Problem to solve: Leave out the pictures and repeat the rest of the material exactly.

(Data items)
## BEGIN

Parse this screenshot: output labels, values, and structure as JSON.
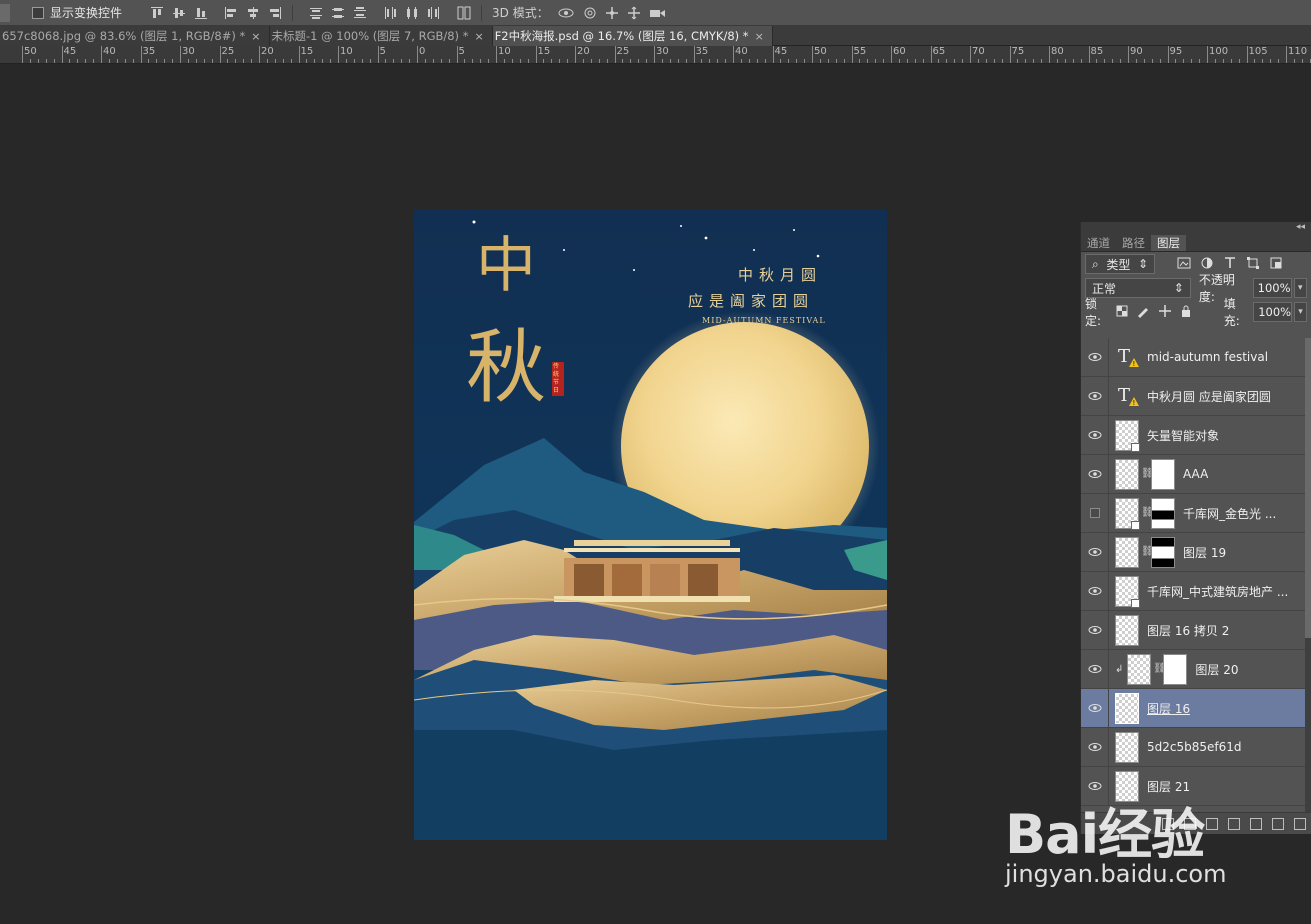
{
  "options_bar": {
    "show_transform_controls": "显示变换控件",
    "mode_3d_label": "3D 模式："
  },
  "tabs": [
    {
      "label": "657c8068.jpg @ 83.6% (图层 1, RGB/8#) *",
      "active": false
    },
    {
      "label": "未标题-1 @ 100% (图层 7, RGB/8) *",
      "active": false
    },
    {
      "label": "F2中秋海报.psd @ 16.7% (图层 16, CMYK/8) *",
      "active": true
    }
  ],
  "ruler_ticks": [
    "50",
    "45",
    "40",
    "35",
    "30",
    "25",
    "20",
    "15",
    "10",
    "5",
    "0",
    "5",
    "10",
    "15",
    "20",
    "25",
    "30",
    "35",
    "40",
    "45",
    "50",
    "55",
    "60",
    "65",
    "70",
    "75",
    "80",
    "85",
    "90",
    "95",
    "100",
    "105",
    "110"
  ],
  "poster": {
    "title_char1": "中",
    "title_char2": "秋",
    "seal_text": "传统节日",
    "slogan_line1": "中秋月圆",
    "slogan_line2": "应是阖家团圆",
    "subtitle": "MID-AUTUMN FESTIVAL"
  },
  "layers_panel": {
    "tabs": [
      "通道",
      "路径",
      "图层"
    ],
    "active_tab": "图层",
    "filter_kind": "类型",
    "blend_mode": "正常",
    "opacity_label": "不透明度:",
    "opacity_value": "100%",
    "lock_label": "锁定:",
    "fill_label": "填充:",
    "fill_value": "100%",
    "layers": [
      {
        "name": "mid-autumn festival",
        "kind": "type",
        "visible": true
      },
      {
        "name": "中秋月圆 应是阖家团圆",
        "kind": "type",
        "visible": true
      },
      {
        "name": "矢量智能对象",
        "kind": "smart",
        "visible": true
      },
      {
        "name": "AAA",
        "kind": "masked",
        "visible": true
      },
      {
        "name": "千库网_金色光 ...",
        "kind": "masked",
        "visible": false
      },
      {
        "name": "图层 19",
        "kind": "masked",
        "visible": true
      },
      {
        "name": "千库网_中式建筑房地产 ...",
        "kind": "smart",
        "visible": true
      },
      {
        "name": "图层 16 拷贝 2",
        "kind": "pixel",
        "visible": true
      },
      {
        "name": "图层 20",
        "kind": "clipped-masked",
        "visible": true
      },
      {
        "name": "图层 16",
        "kind": "pixel",
        "visible": true,
        "selected": true
      },
      {
        "name": "5d2c5b85ef61d",
        "kind": "pixel",
        "visible": true
      },
      {
        "name": "图层 21",
        "kind": "pixel",
        "visible": true
      }
    ]
  },
  "watermark": {
    "logo": "Bai经验",
    "url": "jingyan.baidu.com"
  }
}
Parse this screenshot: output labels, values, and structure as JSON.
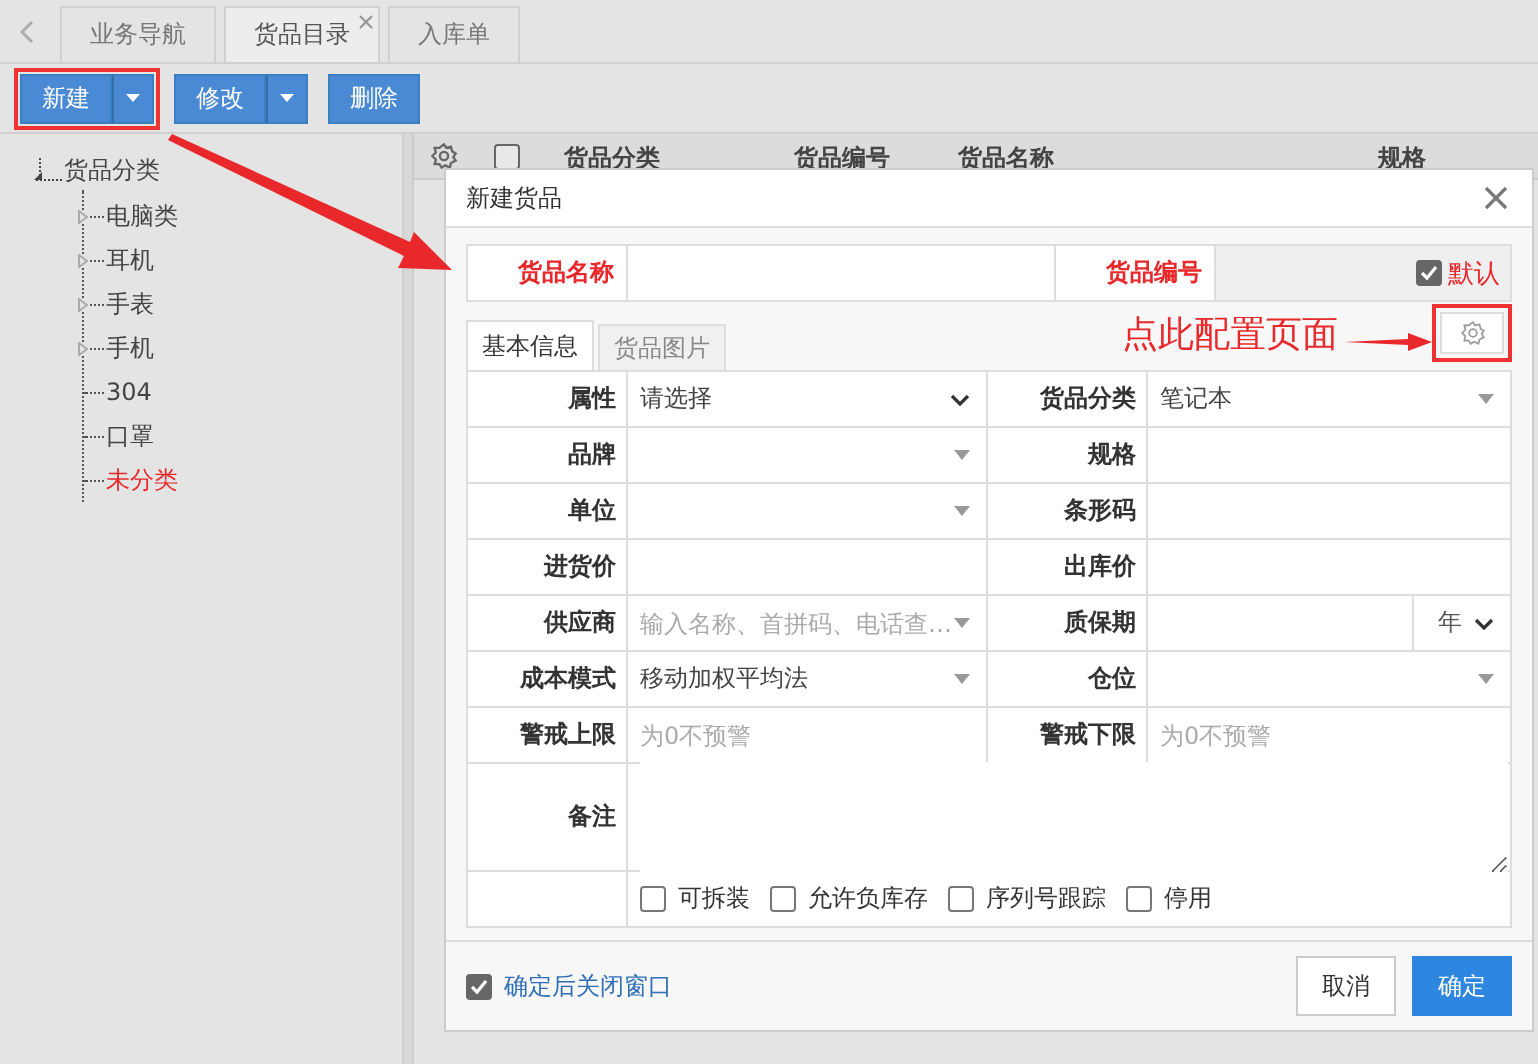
{
  "nav_tabs": [
    {
      "label": "业务导航",
      "selected": false,
      "closable": false
    },
    {
      "label": "货品目录",
      "selected": true,
      "closable": true
    },
    {
      "label": "入库单",
      "selected": false,
      "closable": false
    }
  ],
  "toolbar": [
    {
      "label": "新建",
      "dropdown": true,
      "highlighted": true
    },
    {
      "label": "修改",
      "dropdown": true,
      "highlighted": false
    },
    {
      "label": "删除",
      "dropdown": false,
      "highlighted": false
    }
  ],
  "tree": {
    "label": "货品分类",
    "children": [
      {
        "label": "电脑类",
        "has_children": true,
        "selected": false
      },
      {
        "label": "耳机",
        "has_children": true,
        "selected": false
      },
      {
        "label": "手表",
        "has_children": true,
        "selected": false
      },
      {
        "label": "手机",
        "has_children": true,
        "selected": false
      },
      {
        "label": "304",
        "has_children": false,
        "selected": false
      },
      {
        "label": "口罩",
        "has_children": false,
        "selected": false
      },
      {
        "label": "未分类",
        "has_children": false,
        "selected": true
      }
    ]
  },
  "grid": {
    "select_all_checked": false,
    "columns": [
      "货品分类",
      "货品编号",
      "货品名称",
      "规格"
    ]
  },
  "dialog": {
    "title": "新建货品",
    "header_fields": [
      {
        "label": "货品名称",
        "required": true
      },
      {
        "label": "货品编号",
        "required": true
      }
    ],
    "default_option": {
      "label": "默认",
      "checked": true
    },
    "tabs": [
      {
        "label": "基本信息",
        "selected": true
      },
      {
        "label": "货品图片",
        "selected": false
      }
    ],
    "annotation": "点此配置页面",
    "fields": [
      {
        "label": "属性",
        "kind": "select",
        "value": "请选择"
      },
      {
        "label": "货品分类",
        "kind": "combo",
        "value": "笔记本"
      },
      {
        "label": "品牌",
        "kind": "combo"
      },
      {
        "label": "规格",
        "kind": "text"
      },
      {
        "label": "单位",
        "kind": "combo"
      },
      {
        "label": "条形码",
        "kind": "text"
      },
      {
        "label": "进货价",
        "kind": "text"
      },
      {
        "label": "出库价",
        "kind": "text"
      },
      {
        "label": "供应商",
        "kind": "combo",
        "placeholder": "输入名称、首拼码、电话查…"
      },
      {
        "label": "质保期",
        "kind": "unit",
        "unit": "年"
      },
      {
        "label": "成本模式",
        "kind": "combo",
        "value": "移动加权平均法"
      },
      {
        "label": "仓位",
        "kind": "combo"
      },
      {
        "label": "警戒上限",
        "kind": "text",
        "placeholder": "为0不预警"
      },
      {
        "label": "警戒下限",
        "kind": "text",
        "placeholder": "为0不预警"
      }
    ],
    "remark_label": "备注",
    "options": [
      {
        "label": "可拆装",
        "checked": false
      },
      {
        "label": "允许负库存",
        "checked": false
      },
      {
        "label": "序列号跟踪",
        "checked": false
      },
      {
        "label": "停用",
        "checked": false
      }
    ],
    "close_after_confirm": {
      "label": "确定后关闭窗口",
      "checked": true
    },
    "buttons": [
      {
        "label": "取消",
        "kind": "default"
      },
      {
        "label": "确定",
        "kind": "primary"
      }
    ]
  }
}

## END

Task output:
Parse this screenshot: output labels, values, and structure as JSON.
{
  "options_bar": {
    "show_transform_controls": "显示变换控件",
    "mode_3d_label": "3D 模式："
  },
  "tabs": [
    {
      "label": "657c8068.jpg @ 83.6% (图层 1, RGB/8#) *",
      "active": false
    },
    {
      "label": "未标题-1 @ 100% (图层 7, RGB/8) *",
      "active": false
    },
    {
      "label": "F2中秋海报.psd @ 16.7% (图层 16, CMYK/8) *",
      "active": true
    }
  ],
  "ruler_ticks": [
    "50",
    "45",
    "40",
    "35",
    "30",
    "25",
    "20",
    "15",
    "10",
    "5",
    "0",
    "5",
    "10",
    "15",
    "20",
    "25",
    "30",
    "35",
    "40",
    "45",
    "50",
    "55",
    "60",
    "65",
    "70",
    "75",
    "80",
    "85",
    "90",
    "95",
    "100",
    "105",
    "110"
  ],
  "poster": {
    "title_char1": "中",
    "title_char2": "秋",
    "seal_text": "传统节日",
    "slogan_line1": "中秋月圆",
    "slogan_line2": "应是阖家团圆",
    "subtitle": "MID-AUTUMN FESTIVAL"
  },
  "layers_panel": {
    "tabs": [
      "通道",
      "路径",
      "图层"
    ],
    "active_tab": "图层",
    "filter_kind": "类型",
    "blend_mode": "正常",
    "opacity_label": "不透明度:",
    "opacity_value": "100%",
    "lock_label": "锁定:",
    "fill_label": "填充:",
    "fill_value": "100%",
    "layers": [
      {
        "name": "mid-autumn festival",
        "kind": "type",
        "visible": true
      },
      {
        "name": "中秋月圆 应是阖家团圆",
        "kind": "type",
        "visible": true
      },
      {
        "name": "矢量智能对象",
        "kind": "smart",
        "visible": true
      },
      {
        "name": "AAA",
        "kind": "masked",
        "visible": true
      },
      {
        "name": "千库网_金色光 ...",
        "kind": "masked",
        "visible": false
      },
      {
        "name": "图层 19",
        "kind": "masked",
        "visible": true
      },
      {
        "name": "千库网_中式建筑房地产 ...",
        "kind": "smart",
        "visible": true
      },
      {
        "name": "图层 16 拷贝 2",
        "kind": "pixel",
        "visible": true
      },
      {
        "name": "图层 20",
        "kind": "clipped-masked",
        "visible": true
      },
      {
        "name": "图层 16",
        "kind": "pixel",
        "visible": true,
        "selected": true
      },
      {
        "name": "5d2c5b85ef61d",
        "kind": "pixel",
        "visible": true
      },
      {
        "name": "图层 21",
        "kind": "pixel",
        "visible": true
      }
    ]
  },
  "watermark": {
    "logo": "Bai经验",
    "url": "jingyan.baidu.com"
  }
}
Parse this screenshot: output labels, values, and structure as JSON.
{
  "nav_tabs": [
    {
      "label": "业务导航",
      "selected": false,
      "closable": false
    },
    {
      "label": "货品目录",
      "selected": true,
      "closable": true
    },
    {
      "label": "入库单",
      "selected": false,
      "closable": false
    }
  ],
  "toolbar": [
    {
      "label": "新建",
      "dropdown": true,
      "highlighted": true
    },
    {
      "label": "修改",
      "dropdown": true,
      "highlighted": false
    },
    {
      "label": "删除",
      "dropdown": false,
      "highlighted": false
    }
  ],
  "tree": {
    "label": "货品分类",
    "children": [
      {
        "label": "电脑类",
        "has_children": true,
        "selected": false
      },
      {
        "label": "耳机",
        "has_children": true,
        "selected": false
      },
      {
        "label": "手表",
        "has_children": true,
        "selected": false
      },
      {
        "label": "手机",
        "has_children": true,
        "selected": false
      },
      {
        "label": "304",
        "has_children": false,
        "selected": false
      },
      {
        "label": "口罩",
        "has_children": false,
        "selected": false
      },
      {
        "label": "未分类",
        "has_children": false,
        "selected": true
      }
    ]
  },
  "grid": {
    "select_all_checked": false,
    "columns": [
      "货品分类",
      "货品编号",
      "货品名称",
      "规格"
    ]
  },
  "dialog": {
    "title": "新建货品",
    "header_fields": [
      {
        "label": "货品名称",
        "required": true
      },
      {
        "label": "货品编号",
        "required": true
      }
    ],
    "default_option": {
      "label": "默认",
      "checked": true
    },
    "tabs": [
      {
        "label": "基本信息",
        "selected": true
      },
      {
        "label": "货品图片",
        "selected": false
      }
    ],
    "annotation": "点此配置页面",
    "fields": [
      {
        "label": "属性",
        "kind": "select",
        "value": "请选择"
      },
      {
        "label": "货品分类",
        "kind": "combo",
        "value": "笔记本"
      },
      {
        "label": "品牌",
        "kind": "combo"
      },
      {
        "label": "规格",
        "kind": "text"
      },
      {
        "label": "单位",
        "kind": "combo"
      },
      {
        "label": "条形码",
        "kind": "text"
      },
      {
        "label": "进货价",
        "kind": "text"
      },
      {
        "label": "出库价",
        "kind": "text"
      },
      {
        "label": "供应商",
        "kind": "combo",
        "placeholder": "输入名称、首拼码、电话查…"
      },
      {
        "label": "质保期",
        "kind": "unit",
        "unit": "年"
      },
      {
        "label": "成本模式",
        "kind": "combo",
        "value": "移动加权平均法"
      },
      {
        "label": "仓位",
        "kind": "combo"
      },
      {
        "label": "警戒上限",
        "kind": "text",
        "placeholder": "为0不预警"
      },
      {
        "label": "警戒下限",
        "kind": "text",
        "placeholder": "为0不预警"
      }
    ],
    "remark_label": "备注",
    "options": [
      {
        "label": "可拆装",
        "checked": false
      },
      {
        "label": "允许负库存",
        "checked": false
      },
      {
        "label": "序列号跟踪",
        "checked": false
      },
      {
        "label": "停用",
        "checked": false
      }
    ],
    "close_after_confirm": {
      "label": "确定后关闭窗口",
      "checked": true
    },
    "buttons": [
      {
        "label": "取消",
        "kind": "default"
      },
      {
        "label": "确定",
        "kind": "primary"
      }
    ]
  }
}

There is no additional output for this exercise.